--- START ---
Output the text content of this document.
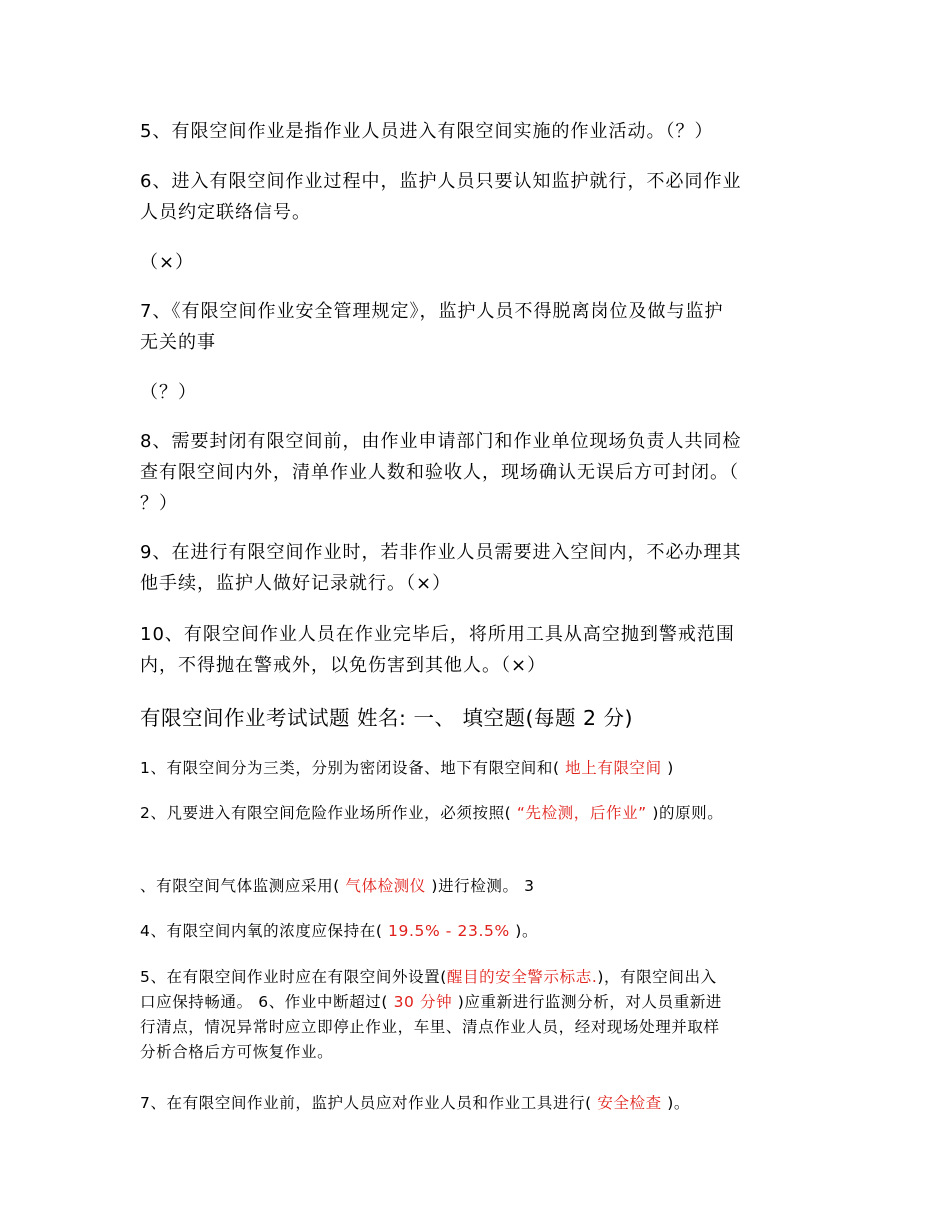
5、有限空间作业是指作业人员进入有限空间实施的作业活动。（？）

6、进入有限空间作业过程中，监护人员只要认知监护就行，不必同作业
人员约定联络信号。

（×）

7、《有限空间作业安全管理规定》，监护人员不得脱离岗位及做与监护
无关的事

（？）

8、需要封闭有限空间前，由作业申请部门和作业单位现场负责人共同检
查有限空间内外，清单作业人数和验收人，现场确认无误后方可封闭。（
？）

9、在进行有限空间作业时，若非作业人员需要进入空间内，不必办理其
他手续，监护人做好记录就行。（×）

10、有限空间作业人员在作业完毕后，将所用工具从高空抛到警戒范围
内，不得抛在警戒外，以免伤害到其他人。（×）

有限空间作业考试试题 姓名: 一、 填空题(每题 2 分)

1、有限空间分为三类，分别为密闭设备、地下有限空间和( 地上有限空间 )

2、凡要进入有限空间危险作业场所作业，必须按照( “先检测，后作业” )的原则。

、有限空间气体监测应采用( 气体检测仪 )进行检测。 3

4、有限空间内氧的浓度应保持在( 19.5% - 23.5% )。

5、在有限空间作业时应在有限空间外设置(醒目的安全警示标志.)，有限空间出入
口应保持畅通。 6、作业中断超过( 30 分钟 )应重新进行监测分析，对人员重新进
行清点，情况异常时应立即停止作业，车里、清点作业人员，经对现场处理并取样
分析合格后方可恢复作业。

7、在有限空间作业前，监护人员应对作业人员和作业工具进行( 安全检查 )。
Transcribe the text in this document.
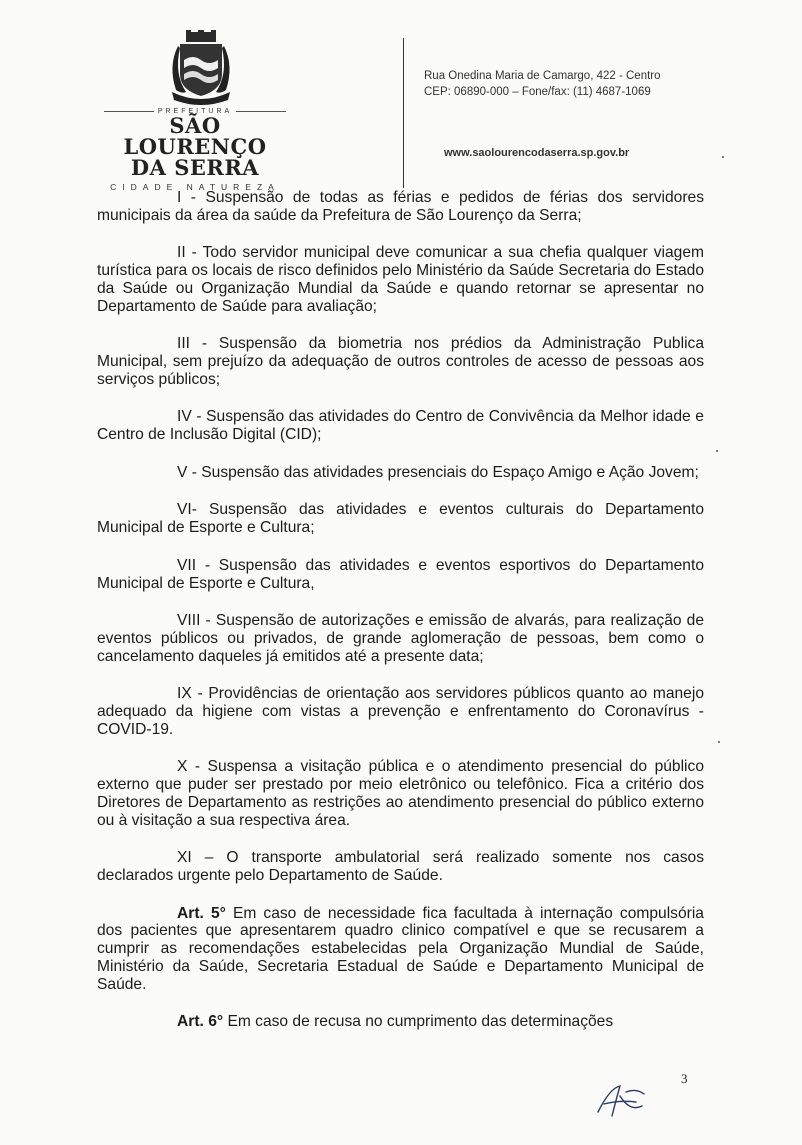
PREFEITURA
SÃO LOURENÇO
DA SERRA
CIDADE NATUREZA
Rua Onedina Maria de Camargo, 422 - Centro
CEP: 06890-000 – Fone/fax: (11) 4687-1069
www.saolourencodaserra.sp.gov.br

I - Suspensão de todas as férias e pedidos de férias dos servidores municipais da área da saúde da Prefeitura de São Lourenço da Serra;

II - Todo servidor municipal deve comunicar a sua chefia qualquer viagem turística para os locais de risco definidos pelo Ministério da Saúde Secretaria do Estado da Saúde ou Organização Mundial da Saúde e quando retornar se apresentar no Departamento de Saúde para avaliação;

III - Suspensão da biometria nos prédios da Administração Publica Municipal, sem prejuízo da adequação de outros controles de acesso de pessoas aos serviços públicos;

IV - Suspensão das atividades do Centro de Convivência da Melhor idade e Centro de Inclusão Digital (CID);

V - Suspensão das atividades presenciais do Espaço Amigo e Ação Jovem;

VI- Suspensão das atividades e eventos culturais do Departamento Municipal de Esporte e Cultura;

VII - Suspensão das atividades e eventos esportivos do Departamento Municipal de Esporte e Cultura,

VIII - Suspensão de autorizações e emissão de alvarás, para realização de eventos públicos ou privados, de grande aglomeração de pessoas, bem como o cancelamento daqueles já emitidos até a presente data;

IX - Providências de orientação aos servidores públicos quanto ao manejo adequado da higiene com vistas a prevenção e enfrentamento do Coronavírus - COVID-19.

X - Suspensa a visitação pública e o atendimento presencial do público externo que puder ser prestado por meio eletrônico ou telefônico. Fica a critério dos Diretores de Departamento as restrições ao atendimento presencial do público externo ou à visitação a sua respectiva área.

XI – O transporte ambulatorial será realizado somente nos casos declarados urgente pelo Departamento de Saúde.

Art. 5° Em caso de necessidade fica facultada à internação compulsória dos pacientes que apresentarem quadro clinico compatível e que se recusarem a cumprir as recomendações estabelecidas pela Organização Mundial de Saúde, Ministério da Saúde, Secretaria Estadual de Saúde e Departamento Municipal de Saúde.

Art. 6° Em caso de recusa no cumprimento das determinações

3
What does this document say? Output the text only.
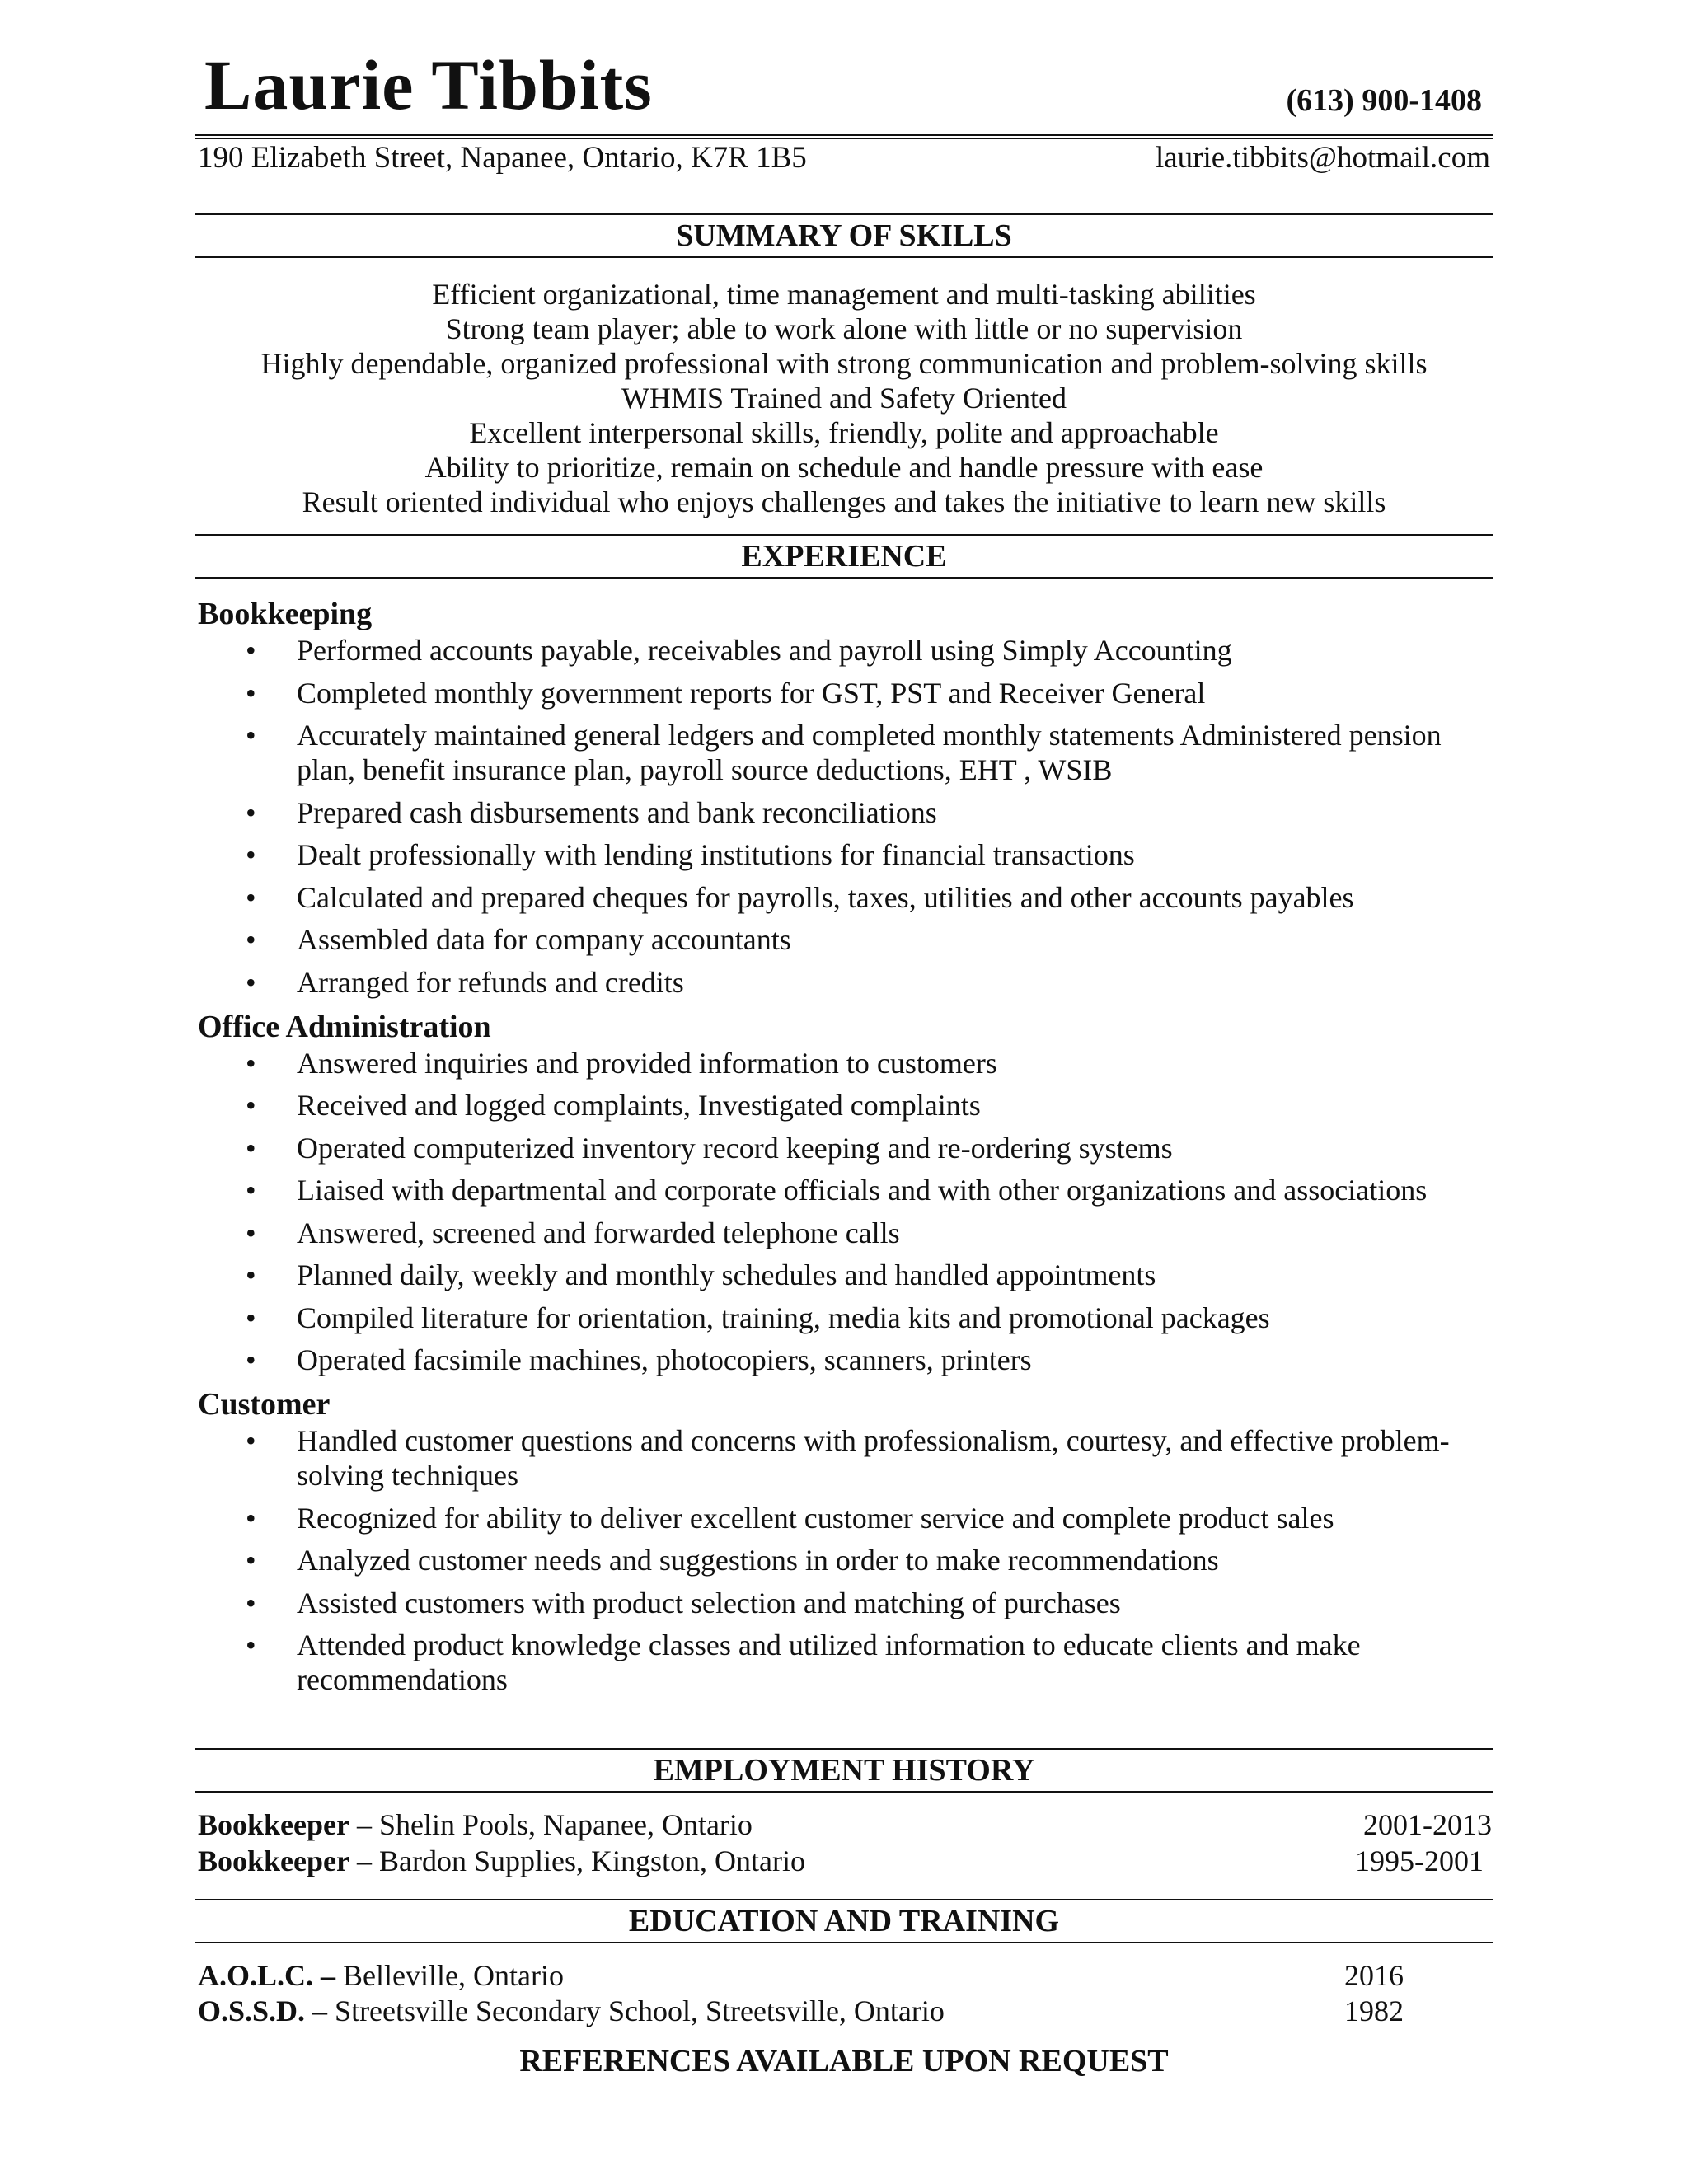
Laurie Tibbits	(613) 900-1408
190 Elizabeth Street, Napanee, Ontario, K7R 1B5	laurie.tibbits@hotmail.com
SUMMARY OF SKILLS
Efficient organizational, time management and multi-tasking abilities
Strong team player; able to work alone with little or no supervision
Highly dependable, organized professional with strong communication and problem-solving skills
WHMIS Trained and Safety Oriented
Excellent interpersonal skills, friendly, polite and approachable
Ability to prioritize, remain on schedule and handle pressure with ease
Result oriented individual who enjoys challenges and takes the initiative to learn new skills
EXPERIENCE
Bookkeeping
• Performed accounts payable, receivables and payroll using Simply Accounting
• Completed monthly government reports for GST, PST and Receiver General
• Accurately maintained general ledgers and completed monthly statements Administered pension plan, benefit insurance plan, payroll source deductions, EHT , WSIB
• Prepared cash disbursements and bank reconciliations
• Dealt professionally with lending institutions for financial transactions
• Calculated and prepared cheques for payrolls, taxes, utilities and other accounts payables
• Assembled data for company accountants
• Arranged for refunds and credits
Office Administration
• Answered inquiries and provided information to customers
• Received and logged complaints, Investigated complaints
• Operated computerized inventory record keeping and re-ordering systems
• Liaised with departmental and corporate officials and with other organizations and associations
• Answered, screened and forwarded telephone calls
• Planned daily, weekly and monthly schedules and handled appointments
• Compiled literature for orientation, training, media kits and promotional packages
• Operated facsimile machines, photocopiers, scanners, printers
Customer
• Handled customer questions and concerns with professionalism, courtesy, and effective problem-solving techniques
• Recognized for ability to deliver excellent customer service and complete product sales
• Analyzed customer needs and suggestions in order to make recommendations
• Assisted customers with product selection and matching of purchases
• Attended product knowledge classes and utilized information to educate clients and make recommendations
EMPLOYMENT HISTORY
Bookkeeper – Shelin Pools, Napanee, Ontario	2001-2013
Bookkeeper – Bardon Supplies, Kingston, Ontario	1995-2001
EDUCATION AND TRAINING
A.O.L.C. – Belleville, Ontario	2016
O.S.S.D. – Streetsville Secondary School, Streetsville, Ontario	1982
REFERENCES AVAILABLE UPON REQUEST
--- END ---
What the exercise asks: Return every line above that contains the word "Ontario".

The result:
190 Elizabeth Street, Napanee, Ontario, K7R 1B5	laurie.tibbits@hotmail.com
Bookkeeper – Shelin Pools, Napanee, Ontario	2001-2013
Bookkeeper – Bardon Supplies, Kingston, Ontario	1995-2001
A.O.L.C. – Belleville, Ontario	2016
O.S.S.D. – Streetsville Secondary School, Streetsville, Ontario	1982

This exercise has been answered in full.